• To do
According to the forum thread, what common denominator are the participants heading toward?

Question

Last Summer School Question Please HELP
WILL FAN AND GIVE MEDAL FOR ANSWER
Use complete sentences to describe the steps taken to simplify this problem. Make sure you include information about the new common denominator, the final simplified expression, and any restrictions.
(3/x)-(3/x+1)-(3/x+2)

Answer 1

@theEric Can you help me with this one?

Answer 2

\[\left(\frac{3}{x}\right)-\left(\frac{3}{x}+1\right)-\left(\frac{3}{x}+2\right)\]
Any idea where to start?

Answer 3

oh the 1 and 2 are with the x's under the bar..

Answer 4

(3/x)-(3/(x+1))-(3/(x+2))? Okay! :)

Answer 5

Yup! So I know they all need the same denominator

Answer 6

\[\left(\frac{3}{x}\right)-\left(\frac{3}{x+1}\right)-\left(\frac{3}{x+2}\right)\]

Answer 7

Yeah that's right so you would.... multiply the first one by (x+1) and (x+2)?

Answer 8

Yeah, that's the basic idea... I looked on the internet quick to try to find a shortcut, but found none so far. We can do it that way, but it'll be messy!

And we always multiply by \(1\), so we don't change the actual amount! (Anything times \(1\) is itself.)

And\[1=\frac{x}{x}=\frac{x+1}{x+1}=\frac{x+2}{x+2}\]:)

Answer 9

whoa okay... uh what next then?

Answer 10

So you know we're headed towards a common denominator of \((x)(x+1)(x+2)\), so you want to write that down.

\[\left(\frac{3}{x}\right)\left(\frac{x+1}{x+1}\right)\left(\frac{x+2}{x+2}\right)-\left(\frac{3}{x+1}\right)-\left(\frac{3}{x+2}\right)\]That's what you said! Now

Answer 11

Okay I got
\[\left( 3x ^{2}+9x+6 \div x(x+1)(x+2)\right)\]

Answer 12

Let me see what I get.

Answer 13

Hmm... We got a different answer, but I don't know which of us did the wrong thing. So! Did you get\[\frac{3(x+1)(x+2)-3(x)(x+2)-3(x)(x+1)}{x(x+1)(x+2)}\] along the way?

Answer 14

After going back and doing that to all of them yes I did.

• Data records
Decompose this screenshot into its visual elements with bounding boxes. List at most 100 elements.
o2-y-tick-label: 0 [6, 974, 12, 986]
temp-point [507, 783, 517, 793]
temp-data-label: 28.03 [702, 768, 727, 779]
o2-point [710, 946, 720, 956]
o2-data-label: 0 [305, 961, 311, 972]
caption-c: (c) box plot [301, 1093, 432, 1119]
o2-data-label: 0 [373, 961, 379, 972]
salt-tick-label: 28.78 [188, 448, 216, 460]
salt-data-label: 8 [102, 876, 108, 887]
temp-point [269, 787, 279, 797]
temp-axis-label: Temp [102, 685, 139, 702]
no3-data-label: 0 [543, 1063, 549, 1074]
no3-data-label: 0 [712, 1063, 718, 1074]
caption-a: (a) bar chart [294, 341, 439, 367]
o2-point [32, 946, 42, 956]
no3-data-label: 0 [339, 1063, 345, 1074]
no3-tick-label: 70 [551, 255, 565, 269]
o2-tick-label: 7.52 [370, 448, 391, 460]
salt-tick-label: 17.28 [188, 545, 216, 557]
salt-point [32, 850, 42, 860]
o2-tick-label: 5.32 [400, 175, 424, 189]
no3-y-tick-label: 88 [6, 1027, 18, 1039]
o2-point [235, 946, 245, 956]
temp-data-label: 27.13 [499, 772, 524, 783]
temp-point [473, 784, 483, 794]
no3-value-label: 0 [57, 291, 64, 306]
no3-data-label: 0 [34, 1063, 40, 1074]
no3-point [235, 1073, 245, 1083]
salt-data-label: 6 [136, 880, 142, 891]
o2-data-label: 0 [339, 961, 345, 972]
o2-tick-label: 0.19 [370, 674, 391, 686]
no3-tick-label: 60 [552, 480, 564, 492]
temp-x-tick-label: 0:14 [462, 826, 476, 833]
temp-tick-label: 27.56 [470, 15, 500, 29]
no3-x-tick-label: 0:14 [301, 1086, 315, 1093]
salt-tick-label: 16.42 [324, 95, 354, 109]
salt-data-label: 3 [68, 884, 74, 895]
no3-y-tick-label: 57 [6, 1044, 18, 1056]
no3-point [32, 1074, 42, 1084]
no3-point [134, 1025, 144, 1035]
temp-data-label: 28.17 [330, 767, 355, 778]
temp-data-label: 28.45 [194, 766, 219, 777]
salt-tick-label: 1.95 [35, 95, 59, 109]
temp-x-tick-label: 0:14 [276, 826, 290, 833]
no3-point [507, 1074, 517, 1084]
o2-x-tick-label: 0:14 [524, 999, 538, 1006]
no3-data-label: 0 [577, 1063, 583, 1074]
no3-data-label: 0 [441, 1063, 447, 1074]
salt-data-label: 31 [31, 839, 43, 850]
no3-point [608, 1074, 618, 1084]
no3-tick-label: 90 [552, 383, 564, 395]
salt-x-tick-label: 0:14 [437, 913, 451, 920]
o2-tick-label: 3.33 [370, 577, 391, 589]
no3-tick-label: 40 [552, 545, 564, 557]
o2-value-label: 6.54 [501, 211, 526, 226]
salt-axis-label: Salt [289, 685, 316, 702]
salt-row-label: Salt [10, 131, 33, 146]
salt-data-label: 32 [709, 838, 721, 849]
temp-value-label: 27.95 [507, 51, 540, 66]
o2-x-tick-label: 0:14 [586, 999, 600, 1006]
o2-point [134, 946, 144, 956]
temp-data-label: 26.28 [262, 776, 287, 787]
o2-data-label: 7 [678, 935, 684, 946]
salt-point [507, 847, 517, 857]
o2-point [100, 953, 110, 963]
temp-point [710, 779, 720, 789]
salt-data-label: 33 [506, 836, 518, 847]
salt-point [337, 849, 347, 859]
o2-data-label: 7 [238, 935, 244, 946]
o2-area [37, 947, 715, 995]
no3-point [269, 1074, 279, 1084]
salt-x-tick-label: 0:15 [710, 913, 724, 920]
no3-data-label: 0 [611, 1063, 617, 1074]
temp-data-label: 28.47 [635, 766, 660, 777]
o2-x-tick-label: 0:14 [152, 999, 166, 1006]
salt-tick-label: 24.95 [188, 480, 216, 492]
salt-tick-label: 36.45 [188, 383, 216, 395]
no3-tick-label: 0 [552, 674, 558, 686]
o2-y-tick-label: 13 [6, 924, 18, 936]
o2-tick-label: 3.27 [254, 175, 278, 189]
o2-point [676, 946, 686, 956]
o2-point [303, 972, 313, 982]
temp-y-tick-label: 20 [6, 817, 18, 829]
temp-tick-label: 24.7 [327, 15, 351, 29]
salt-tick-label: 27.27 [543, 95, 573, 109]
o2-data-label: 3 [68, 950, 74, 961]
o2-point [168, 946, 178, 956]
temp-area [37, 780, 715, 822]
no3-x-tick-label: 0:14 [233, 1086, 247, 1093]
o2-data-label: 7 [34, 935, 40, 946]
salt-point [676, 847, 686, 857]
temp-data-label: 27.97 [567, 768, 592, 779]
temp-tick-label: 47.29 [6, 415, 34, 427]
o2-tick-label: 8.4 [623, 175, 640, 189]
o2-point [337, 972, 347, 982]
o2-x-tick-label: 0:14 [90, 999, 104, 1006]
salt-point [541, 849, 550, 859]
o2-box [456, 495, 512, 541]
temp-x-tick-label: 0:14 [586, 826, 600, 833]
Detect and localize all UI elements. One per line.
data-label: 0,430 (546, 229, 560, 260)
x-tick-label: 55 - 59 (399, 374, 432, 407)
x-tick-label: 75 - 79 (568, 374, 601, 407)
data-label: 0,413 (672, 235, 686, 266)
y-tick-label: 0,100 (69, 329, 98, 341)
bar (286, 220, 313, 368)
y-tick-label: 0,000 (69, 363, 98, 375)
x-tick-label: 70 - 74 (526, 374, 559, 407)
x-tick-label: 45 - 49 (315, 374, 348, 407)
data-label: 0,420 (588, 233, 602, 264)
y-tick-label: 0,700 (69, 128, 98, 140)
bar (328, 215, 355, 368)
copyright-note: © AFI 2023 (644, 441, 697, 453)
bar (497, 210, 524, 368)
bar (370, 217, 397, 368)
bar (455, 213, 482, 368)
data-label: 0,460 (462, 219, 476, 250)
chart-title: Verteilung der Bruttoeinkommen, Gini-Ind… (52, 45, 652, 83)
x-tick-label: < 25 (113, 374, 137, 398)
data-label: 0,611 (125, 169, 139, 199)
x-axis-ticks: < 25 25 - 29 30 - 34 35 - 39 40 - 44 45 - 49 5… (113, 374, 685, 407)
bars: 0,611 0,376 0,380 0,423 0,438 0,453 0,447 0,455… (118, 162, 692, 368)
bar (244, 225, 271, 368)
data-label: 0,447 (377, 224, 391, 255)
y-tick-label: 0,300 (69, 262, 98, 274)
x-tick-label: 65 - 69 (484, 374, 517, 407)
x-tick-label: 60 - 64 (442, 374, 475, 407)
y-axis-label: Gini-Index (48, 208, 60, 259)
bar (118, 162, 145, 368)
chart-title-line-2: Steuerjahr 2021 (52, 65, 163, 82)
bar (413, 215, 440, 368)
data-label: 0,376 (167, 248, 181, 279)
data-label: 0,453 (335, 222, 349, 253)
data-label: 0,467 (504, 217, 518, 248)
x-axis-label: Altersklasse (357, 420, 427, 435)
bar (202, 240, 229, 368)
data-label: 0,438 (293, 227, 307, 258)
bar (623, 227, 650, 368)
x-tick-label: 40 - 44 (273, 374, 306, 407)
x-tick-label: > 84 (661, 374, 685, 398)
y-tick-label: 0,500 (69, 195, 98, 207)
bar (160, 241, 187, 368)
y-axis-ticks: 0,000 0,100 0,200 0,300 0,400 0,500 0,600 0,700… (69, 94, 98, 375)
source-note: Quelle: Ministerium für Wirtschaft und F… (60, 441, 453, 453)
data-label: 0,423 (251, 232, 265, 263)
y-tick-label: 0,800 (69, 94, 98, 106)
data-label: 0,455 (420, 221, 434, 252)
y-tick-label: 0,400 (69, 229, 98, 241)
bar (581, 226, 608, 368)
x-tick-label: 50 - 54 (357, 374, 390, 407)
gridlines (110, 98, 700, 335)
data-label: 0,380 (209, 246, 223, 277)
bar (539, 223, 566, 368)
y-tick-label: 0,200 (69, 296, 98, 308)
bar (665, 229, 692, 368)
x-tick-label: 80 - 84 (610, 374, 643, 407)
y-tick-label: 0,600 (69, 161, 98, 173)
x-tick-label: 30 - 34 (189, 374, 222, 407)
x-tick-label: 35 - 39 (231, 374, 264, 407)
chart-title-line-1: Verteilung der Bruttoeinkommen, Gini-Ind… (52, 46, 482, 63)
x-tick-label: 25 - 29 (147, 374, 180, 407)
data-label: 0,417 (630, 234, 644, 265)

• Complete answer
(x)(x+1)(x+2)